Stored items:
+---+

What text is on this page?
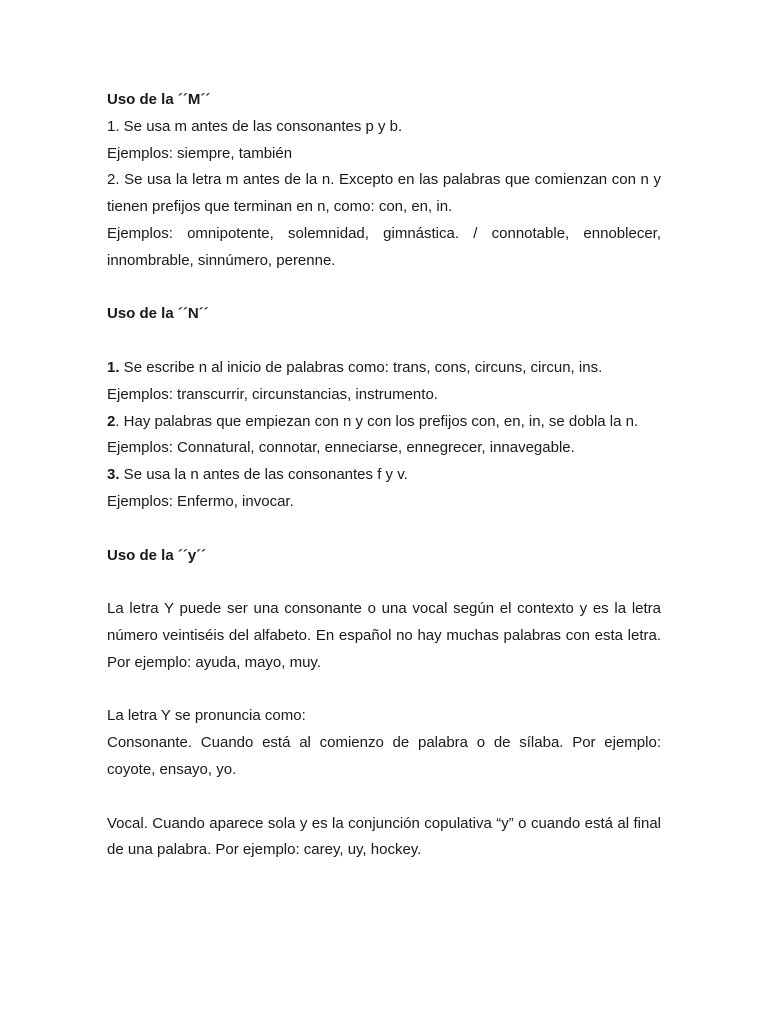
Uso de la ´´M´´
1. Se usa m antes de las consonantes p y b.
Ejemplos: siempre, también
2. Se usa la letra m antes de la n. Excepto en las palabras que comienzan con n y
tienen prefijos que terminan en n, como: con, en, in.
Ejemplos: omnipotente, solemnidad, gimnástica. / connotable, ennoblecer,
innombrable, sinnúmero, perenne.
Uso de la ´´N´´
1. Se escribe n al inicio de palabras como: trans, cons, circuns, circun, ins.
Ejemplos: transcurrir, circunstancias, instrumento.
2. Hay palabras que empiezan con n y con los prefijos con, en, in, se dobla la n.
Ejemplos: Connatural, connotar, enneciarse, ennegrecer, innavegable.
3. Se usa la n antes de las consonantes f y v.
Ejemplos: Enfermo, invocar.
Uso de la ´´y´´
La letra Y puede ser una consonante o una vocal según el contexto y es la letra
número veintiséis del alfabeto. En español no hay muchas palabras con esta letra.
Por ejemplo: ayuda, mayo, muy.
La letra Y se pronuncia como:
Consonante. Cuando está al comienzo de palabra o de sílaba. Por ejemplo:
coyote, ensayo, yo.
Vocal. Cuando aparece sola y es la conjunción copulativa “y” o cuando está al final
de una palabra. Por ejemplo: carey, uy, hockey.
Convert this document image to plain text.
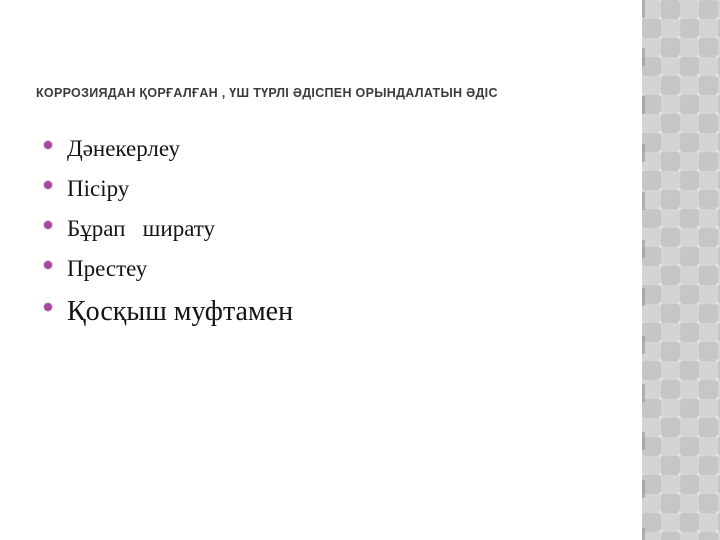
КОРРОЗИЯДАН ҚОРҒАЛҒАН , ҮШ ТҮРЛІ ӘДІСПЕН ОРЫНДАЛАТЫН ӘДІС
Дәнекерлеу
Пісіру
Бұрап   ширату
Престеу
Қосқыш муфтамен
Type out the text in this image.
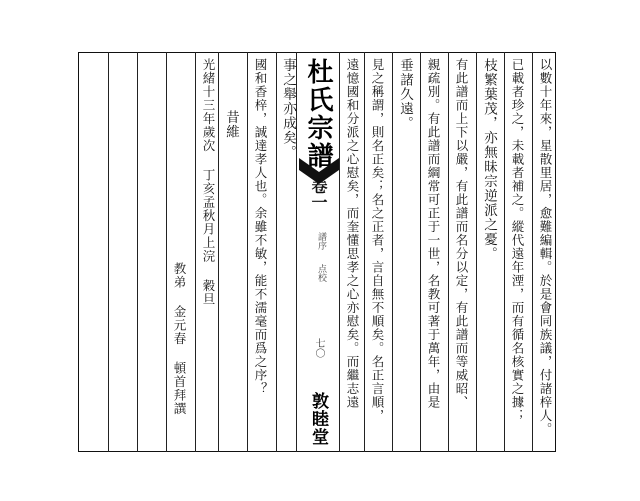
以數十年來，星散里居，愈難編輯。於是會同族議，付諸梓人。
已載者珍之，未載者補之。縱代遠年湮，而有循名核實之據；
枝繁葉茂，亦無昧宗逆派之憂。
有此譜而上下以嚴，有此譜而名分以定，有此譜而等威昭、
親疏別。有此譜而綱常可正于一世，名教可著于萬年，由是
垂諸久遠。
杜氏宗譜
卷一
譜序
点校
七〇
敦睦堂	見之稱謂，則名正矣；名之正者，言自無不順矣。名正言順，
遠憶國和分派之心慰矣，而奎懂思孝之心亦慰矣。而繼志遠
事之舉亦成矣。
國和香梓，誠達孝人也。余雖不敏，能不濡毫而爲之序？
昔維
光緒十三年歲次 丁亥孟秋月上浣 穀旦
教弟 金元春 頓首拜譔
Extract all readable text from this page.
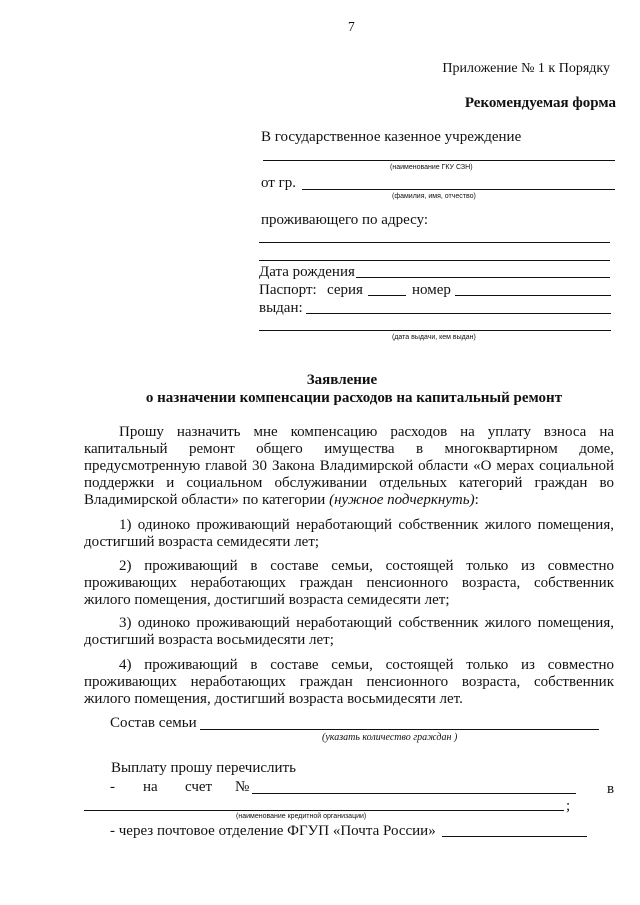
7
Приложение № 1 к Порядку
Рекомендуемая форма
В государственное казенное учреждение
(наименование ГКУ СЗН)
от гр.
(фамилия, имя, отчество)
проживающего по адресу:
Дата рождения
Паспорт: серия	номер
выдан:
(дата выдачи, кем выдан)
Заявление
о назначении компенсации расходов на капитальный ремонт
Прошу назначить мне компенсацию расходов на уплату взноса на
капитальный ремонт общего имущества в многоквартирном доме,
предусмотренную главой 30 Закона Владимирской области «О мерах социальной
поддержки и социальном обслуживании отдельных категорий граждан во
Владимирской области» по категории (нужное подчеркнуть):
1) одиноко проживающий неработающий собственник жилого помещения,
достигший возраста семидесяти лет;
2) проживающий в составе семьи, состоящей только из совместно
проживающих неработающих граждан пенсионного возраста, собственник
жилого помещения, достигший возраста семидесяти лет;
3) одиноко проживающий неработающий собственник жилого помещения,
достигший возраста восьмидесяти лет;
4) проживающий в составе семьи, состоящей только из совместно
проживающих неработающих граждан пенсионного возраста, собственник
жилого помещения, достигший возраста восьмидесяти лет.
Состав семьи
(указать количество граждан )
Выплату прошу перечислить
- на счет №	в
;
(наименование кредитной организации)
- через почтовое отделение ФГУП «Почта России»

+---+

#### Do this
Write out the material above once more, exactly as it reads, with no pictures.

#### Result of this task
What text is on this page?
Uso de la ´´M´´
1. Se usa m antes de las consonantes p y b.
Ejemplos: siempre, también
2. Se usa la letra m antes de la n. Excepto en las palabras que comienzan con n y
tienen prefijos que terminan en n, como: con, en, in.
Ejemplos: omnipotente, solemnidad, gimnástica. / connotable, ennoblecer,
innombrable, sinnúmero, perenne.
Uso de la ´´N´´
1. Se escribe n al inicio de palabras como: trans, cons, circuns, circun, ins.
Ejemplos: transcurrir, circunstancias, instrumento.
2. Hay palabras que empiezan con n y con los prefijos con, en, in, se dobla la n.
Ejemplos: Connatural, connotar, enneciarse, ennegrecer, innavegable.
3. Se usa la n antes de las consonantes f y v.
Ejemplos: Enfermo, invocar.
Uso de la ´´y´´
La letra Y puede ser una consonante o una vocal según el contexto y es la letra
número veintiséis del alfabeto. En español no hay muchas palabras con esta letra.
Por ejemplo: ayuda, mayo, muy.
La letra Y se pronuncia como:
Consonante. Cuando está al comienzo de palabra o de sílaba. Por ejemplo:
coyote, ensayo, yo.
Vocal. Cuando aparece sola y es la conjunción copulativa “y” o cuando está al final
de una palabra. Por ejemplo: carey, uy, hockey.
Convert this document image to plain text.
КОРРОЗИЯДАН ҚОРҒАЛҒАН , ҮШ ТҮРЛІ ӘДІСПЕН ОРЫНДАЛАТЫН ӘДІС
Дәнекерлеу
Пісіру
Бұрап   ширату
Престеу
Қосқыш муфтамен
Type out the text in this image.
以數十年來，星散里居，愈難編輯。於是會同族議，付諸梓人。
已載者珍之，未載者補之。縱代遠年湮，而有循名核實之據；
枝繁葉茂，亦無昧宗逆派之憂。
有此譜而上下以嚴，有此譜而名分以定，有此譜而等威昭、
親疏別。有此譜而綱常可正于一世，名教可著于萬年，由是
垂諸久遠。
杜氏宗譜
卷一
譜序
点校
七〇
敦睦堂	見之稱謂，則名正矣；名之正者，言自無不順矣。名正言順，
遠憶國和分派之心慰矣，而奎懂思孝之心亦慰矣。而繼志遠
事之舉亦成矣。
國和香梓，誠達孝人也。余雖不敏，能不濡毫而爲之序？
昔維
光緒十三年歲次 丁亥孟秋月上浣 穀旦
教弟 金元春 頓首拜譔
Extract all readable text from this page.
7
Приложение № 1 к Порядку
Рекомендуемая форма
В государственное казенное учреждение
(наименование ГКУ СЗН)
от гр.
(фамилия, имя, отчество)
проживающего по адресу:
Дата рождения
Паспорт: серия	номер
выдан:
(дата выдачи, кем выдан)
Заявление
о назначении компенсации расходов на капитальный ремонт
Прошу назначить мне компенсацию расходов на уплату взноса на
капитальный ремонт общего имущества в многоквартирном доме,
предусмотренную главой 30 Закона Владимирской области «О мерах социальной
поддержки и социальном обслуживании отдельных категорий граждан во
Владимирской области» по категории (нужное подчеркнуть):
1) одиноко проживающий неработающий собственник жилого помещения,
достигший возраста семидесяти лет;
2) проживающий в составе семьи, состоящей только из совместно
проживающих неработающих граждан пенсионного возраста, собственник
жилого помещения, достигший возраста семидесяти лет;
3) одиноко проживающий неработающий собственник жилого помещения,
достигший возраста восьмидесяти лет;
4) проживающий в составе семьи, состоящей только из совместно
проживающих неработающих граждан пенсионного возраста, собственник
жилого помещения, достигший возраста восьмидесяти лет.
Состав семьи
(указать количество граждан )
Выплату прошу перечислить
- на счет №	в
;
(наименование кредитной организации)
- через почтовое отделение ФГУП «Почта России»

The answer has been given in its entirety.